## Job 1
Read the crochet borders text and say whether each statement agrees with it: (a) a crocheted edging can be added to felt or fleece; (b) simple, narrow borders suit items that are very plain; (c) a multicolored fabric might need a solid-colored border. Answer yes or no for each and quote the deciding words.

## Supplied text

::::::::

When adding that all-important finishing touch to a project, let a few key design principles be your guide.

Crocheted borders work on many types of fabric, including crocheted, knitted, and woven. You can add a crocheted edging to non-woven fabric, such as felt or fleece, and you can make separate borders and sew or glue them onto other types of material.

Choosing a border design may seem overwhelming. After all, there are so many to choose from! Your choice will be determined by the project, your personal taste, and the taste of the person who will be using it. You may just go with your instincts when choosing a border, but if you want a more structured approach, you might keep in mind some of the following principles.

Choices: Form Follows Function

Simple, narrow borders may serve mostly functional tasks: hiding yarn ends, stabilizing edges, and serving as button and buttonhole bands. They may be the best choice to frame a throw or shawl or other item that is particularly busy, multicolored, or highly textured. In other words, for these projects, let the main fabric be the main act and the border be the supporting cast.

More decorative edgings, on the other hand, may be the focal point of a design, or at least may serve to enhance and complement the main fabric. As a matter of fact, some borders are so versatile that they can be used for more than just borders! That fringy, dangly border that might not be the best choice for a much-used child’s blankie might be perfect made into a necklace.

Complement vs. Contrast

Consider choosing a border that picks up some aspect of the main fabric.

granny square border fancy border crochet

(On the left) This border consists of granny squares and would look terrific on an afghan composed of granny squares. (On the right) A very plain fabric may be enhanced by a fancy border, as demonstrated by this fan-based design on shell-stitch fabric. Photos by John Polak, excerpted from Every Which Way Crochet Borders.

crochet borders with contrasting shapes and colors

(On the left) This example uses the same stitch pattern as the main fabric, but with reversed colors. (On the right) A crazy, multicolored fabric might need the setting influence of a solid-colored border. Photos by John Polak, excerpted from Every Which Way Crochet Borders.

::::::::

## Job 2
Rewrite the rows from the first one up to and including the line with "what elements are", changing "donut-segment" to "ring-segment" and leaving everything else the same. Omit the pictures.

::::::::

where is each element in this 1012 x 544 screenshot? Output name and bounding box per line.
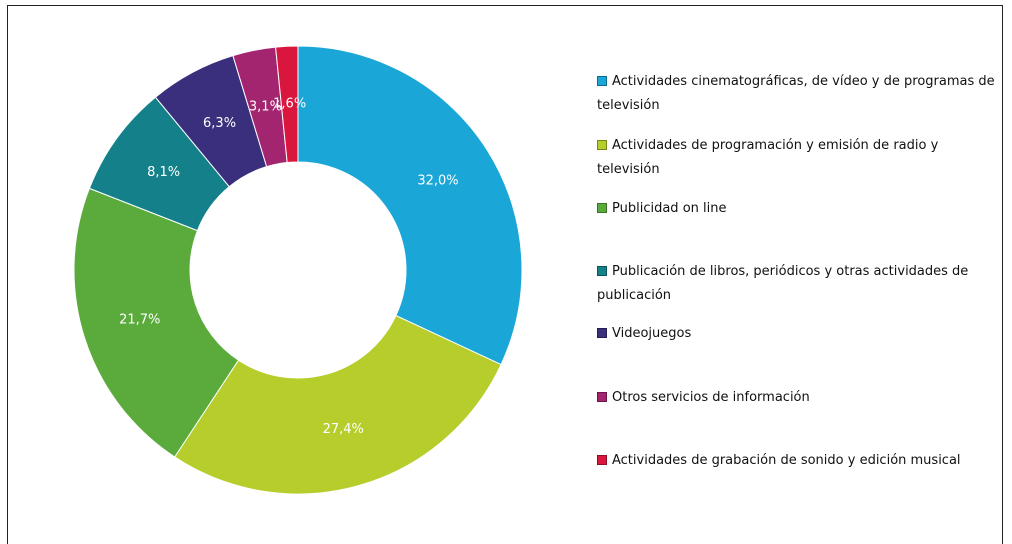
donut-segment — [275, 45, 299, 164]
legend-swatch — [597, 140, 607, 150]
donut-segment — [73, 187, 240, 458]
data-label: 32,0% — [417, 173, 458, 188]
data-label: 6,3% — [203, 116, 236, 131]
legend-item: Actividades de grabación de sonido y edi… — [597, 449, 1002, 473]
legend-label: Actividades cinematográficas, de vídeo y… — [597, 74, 995, 113]
donut-segment — [297, 45, 523, 366]
frame — [7, 5, 1003, 544]
legend-item: Videojuegos — [597, 322, 1002, 346]
data-label: 21,7% — [119, 313, 160, 328]
legend-label: Actividades de grabación de sonido y edi… — [612, 453, 961, 468]
legend-swatch — [597, 266, 607, 276]
data-label: 3,1% — [249, 100, 282, 115]
legend-label: Publicación de libros, periódicos y otra… — [597, 264, 969, 303]
legend-swatch — [597, 76, 607, 86]
donut-segment — [173, 314, 502, 495]
legend-item: Actividades cinematográficas, de vídeo y… — [597, 70, 1002, 118]
data-label: 27,4% — [323, 422, 364, 437]
legend-label: Otros servicios de información — [612, 390, 810, 405]
data-label: 1,6% — [273, 97, 306, 112]
legend-label: Videojuegos — [612, 326, 692, 341]
legend-item: Otros servicios de información — [597, 386, 1002, 410]
legend-swatch — [597, 203, 607, 213]
legend-item: Actividades de programación y emisión de… — [597, 134, 1002, 182]
legend-label: Actividades de programación y emisión de… — [597, 138, 939, 177]
legend-item: Publicación de libros, periódicos y otra… — [597, 260, 1002, 308]
legend-item: Publicidad on line — [597, 197, 1002, 221]
legend-swatch — [597, 328, 607, 338]
legend-swatch — [597, 455, 607, 465]
legend-label: Publicidad on line — [612, 201, 727, 216]
data-label: 8,1% — [147, 165, 180, 180]
legend-swatch — [597, 392, 607, 402]
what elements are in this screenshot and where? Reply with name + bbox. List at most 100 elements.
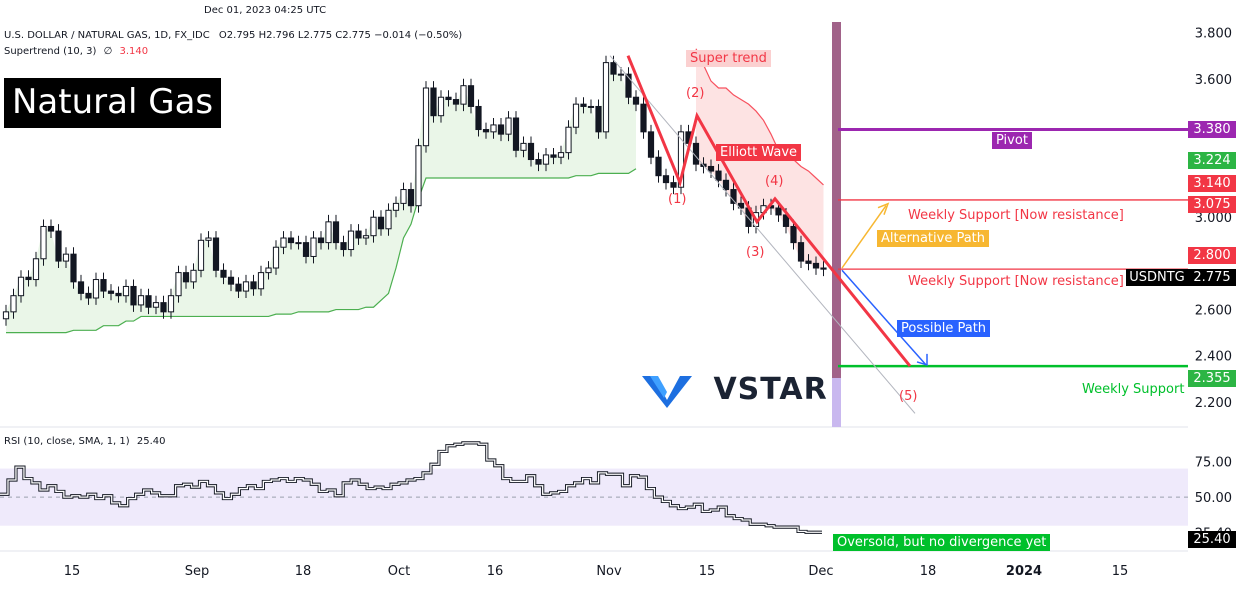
- candle-body: [377, 216, 385, 230]
- candle-body: [392, 202, 400, 211]
- candle-body: [70, 253, 77, 283]
- title-badge: Natural Gas: [4, 78, 222, 128]
- candle-body: [572, 103, 580, 128]
- candle-body: [130, 285, 137, 306]
- candle-body: [317, 237, 325, 244]
- x-axis-tick: 18: [295, 564, 312, 579]
- candle-body: [475, 105, 482, 131]
- candle-body: [797, 242, 805, 262]
- vstar-text: VSTAR: [713, 372, 828, 407]
- candle-body: [227, 276, 235, 285]
- candle-body: [490, 124, 497, 133]
- wave-5-label: (5): [899, 389, 918, 404]
- candle-body: [280, 237, 287, 248]
- symbol-tag: USDNTG: [1126, 269, 1188, 286]
- candle-body: [640, 103, 647, 133]
- candle-body: [152, 302, 160, 308]
- candle-body: [467, 85, 475, 107]
- candle-body: [2, 311, 10, 320]
- weekly-resistance-1-label: Weekly Support [Now resistance]: [908, 208, 1124, 223]
- candle-body: [362, 235, 370, 239]
- candle-body: [310, 237, 317, 257]
- candle-body: [775, 207, 782, 216]
- rsi-value: 25.40: [136, 436, 166, 447]
- rsi-axis-tick: 75.00: [1195, 455, 1232, 470]
- x-axis-tick: 18: [920, 564, 937, 579]
- candle-body: [805, 260, 812, 264]
- candle-body: [550, 154, 557, 158]
- candle-body: [610, 62, 617, 75]
- price-axis-tick: 2.400: [1195, 350, 1232, 365]
- candle-body: [820, 267, 827, 270]
- rsi-title: RSI (10, close, SMA, 1, 1): [4, 436, 130, 447]
- green-price-tag: 3.224: [1188, 152, 1236, 169]
- candle-body: [17, 276, 25, 297]
- candle-body: [730, 189, 737, 204]
- candle-body: [497, 124, 505, 135]
- candle-body: [655, 156, 662, 177]
- channel-line: [609, 55, 916, 414]
- candle-body: [160, 302, 167, 313]
- rsi-header: RSI (10, close, SMA, 1, 1) 25.40: [4, 436, 166, 447]
- alternative-path-arrow: [841, 205, 887, 269]
- supertrend-value: 3.140: [119, 46, 149, 57]
- x-axis-tick: 15: [699, 564, 716, 579]
- possible-path-label: Possible Path: [897, 320, 991, 337]
- candle-body: [625, 73, 632, 98]
- candle-body: [40, 225, 47, 260]
- candle-body: [107, 290, 115, 294]
- candle-body: [565, 126, 572, 154]
- rsi-line-inner: [0, 442, 822, 533]
- candle-body: [595, 105, 602, 133]
- candle-body: [385, 209, 392, 230]
- weekly-support-label: Weekly Support: [1082, 382, 1185, 397]
- x-axis-tick: 15: [1112, 564, 1129, 579]
- candle-body: [580, 103, 587, 107]
- rsi-annotation: Oversold, but no divergence yet: [833, 534, 1051, 551]
- vstar-logo-icon: [640, 372, 694, 408]
- x-axis-tick: 2024: [1006, 564, 1042, 579]
- price-axis-tick: 3.600: [1195, 73, 1232, 88]
- candle-body: [220, 269, 227, 278]
- candle-body: [145, 295, 152, 308]
- candle-body: [715, 170, 722, 181]
- possible-path-arrow: [841, 269, 927, 366]
- candle-body: [137, 295, 145, 306]
- candle-body: [167, 295, 175, 313]
- price-axis-tick: 2.600: [1195, 304, 1232, 319]
- super-trend-label: Super trend: [686, 50, 771, 67]
- pivot-price-tag: 3.380: [1188, 121, 1236, 138]
- candle-body: [670, 182, 677, 188]
- candle-body: [257, 272, 265, 290]
- candle-body: [602, 62, 610, 133]
- x-axis-tick: 15: [64, 564, 81, 579]
- supertrend-price-tag: 3.140: [1188, 175, 1236, 192]
- pivot-bar: [832, 22, 841, 378]
- candle-body: [677, 131, 685, 188]
- supertrend-header: Supertrend (10, 3) ∅ 3.140: [4, 46, 148, 57]
- alternative-path-arrowhead: [877, 202, 890, 215]
- weekly-resistance-2-label: Weekly Support [Now resistance]: [908, 274, 1124, 289]
- candle-body: [370, 216, 377, 237]
- candle-body: [332, 221, 340, 244]
- candle-body: [617, 73, 625, 76]
- candle-body: [542, 154, 550, 165]
- rsi-price-tag: 25.40: [1188, 531, 1236, 548]
- supertrend-bear-line: [695, 48, 824, 186]
- resistance-1-price-tag: 3.075: [1188, 196, 1236, 213]
- candle-body: [25, 276, 32, 281]
- candle-body: [205, 237, 212, 241]
- symbol-header: U.S. DOLLAR / NATURAL GAS, 1D, FX_IDC O2…: [4, 30, 462, 41]
- candle-body: [422, 87, 430, 147]
- candle-body: [347, 230, 355, 251]
- candle-body: [587, 105, 595, 108]
- price-axis-tick: 3.000: [1195, 211, 1232, 226]
- pivot-label: Pivot: [992, 132, 1032, 149]
- candle-body: [505, 117, 512, 135]
- candle-body: [812, 262, 820, 269]
- candle-body: [535, 159, 542, 165]
- candle-body: [212, 237, 220, 271]
- rsi-axis-tick: 50.00: [1195, 491, 1232, 506]
- support-price-tag: 2.355: [1188, 370, 1236, 387]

::::::::

## Exercise solution 1
(a) Yes: "You can add a crocheted edging to non-woven fabric, such as felt or fleece"
(b) No: "They may be the best choice to frame a throw or shawl or other item that is particularly busy, multicolored, or highly textured."
(c) Yes: "A crazy, multicolored fabric might need the setting influence of a solid-colored border."

## Exercise solution 2
where is each element in this 1012 x 544 screenshot? Output name and bounding box per line.
ring-segment — [275, 45, 299, 164]
legend-swatch — [597, 140, 607, 150]
ring-segment — [73, 187, 240, 458]
data-label: 32,0% — [417, 173, 458, 188]
data-label: 6,3% — [203, 116, 236, 131]
legend-item: Actividades de grabación de sonido y edi… — [597, 449, 1002, 473]
legend-label: Actividades cinematográficas, de vídeo y… — [597, 74, 995, 113]
ring-segment — [297, 45, 523, 366]
frame — [7, 5, 1003, 544]
legend-item: Videojuegos — [597, 322, 1002, 346]
data-label: 21,7% — [119, 313, 160, 328]
legend-label: Actividades de grabación de sonido y edi… — [612, 453, 961, 468]
legend-swatch — [597, 266, 607, 276]
data-label: 3,1% — [249, 100, 282, 115]
legend-label: Publicación de libros, periódicos y otra… — [597, 264, 969, 303]
legend-swatch — [597, 76, 607, 86]
ring-segment — [173, 314, 502, 495]
legend-item: Actividades cinematográficas, de vídeo y… — [597, 70, 1002, 118]
data-label: 27,4% — [323, 422, 364, 437]
legend-label: Otros servicios de información — [612, 390, 810, 405]
data-label: 1,6% — [273, 97, 306, 112]
legend-label: Videojuegos — [612, 326, 692, 341]
legend-item: Otros servicios de información — [597, 386, 1002, 410]
legend-swatch — [597, 203, 607, 213]
legend-item: Actividades de programación y emisión de… — [597, 134, 1002, 182]
legend-label: Actividades de programación y emisión de… — [597, 138, 939, 177]
legend-item: Publicación de libros, periódicos y otra… — [597, 260, 1002, 308]
legend-item: Publicidad on line — [597, 197, 1002, 221]
legend-swatch — [597, 328, 607, 338]
legend-swatch — [597, 455, 607, 465]
legend-label: Publicidad on line — [612, 201, 727, 216]
data-label: 8,1% — [147, 165, 180, 180]
legend-swatch — [597, 392, 607, 402]
what elements are in this screenshot and where? Reply with name + bbox. List at most 100 elements.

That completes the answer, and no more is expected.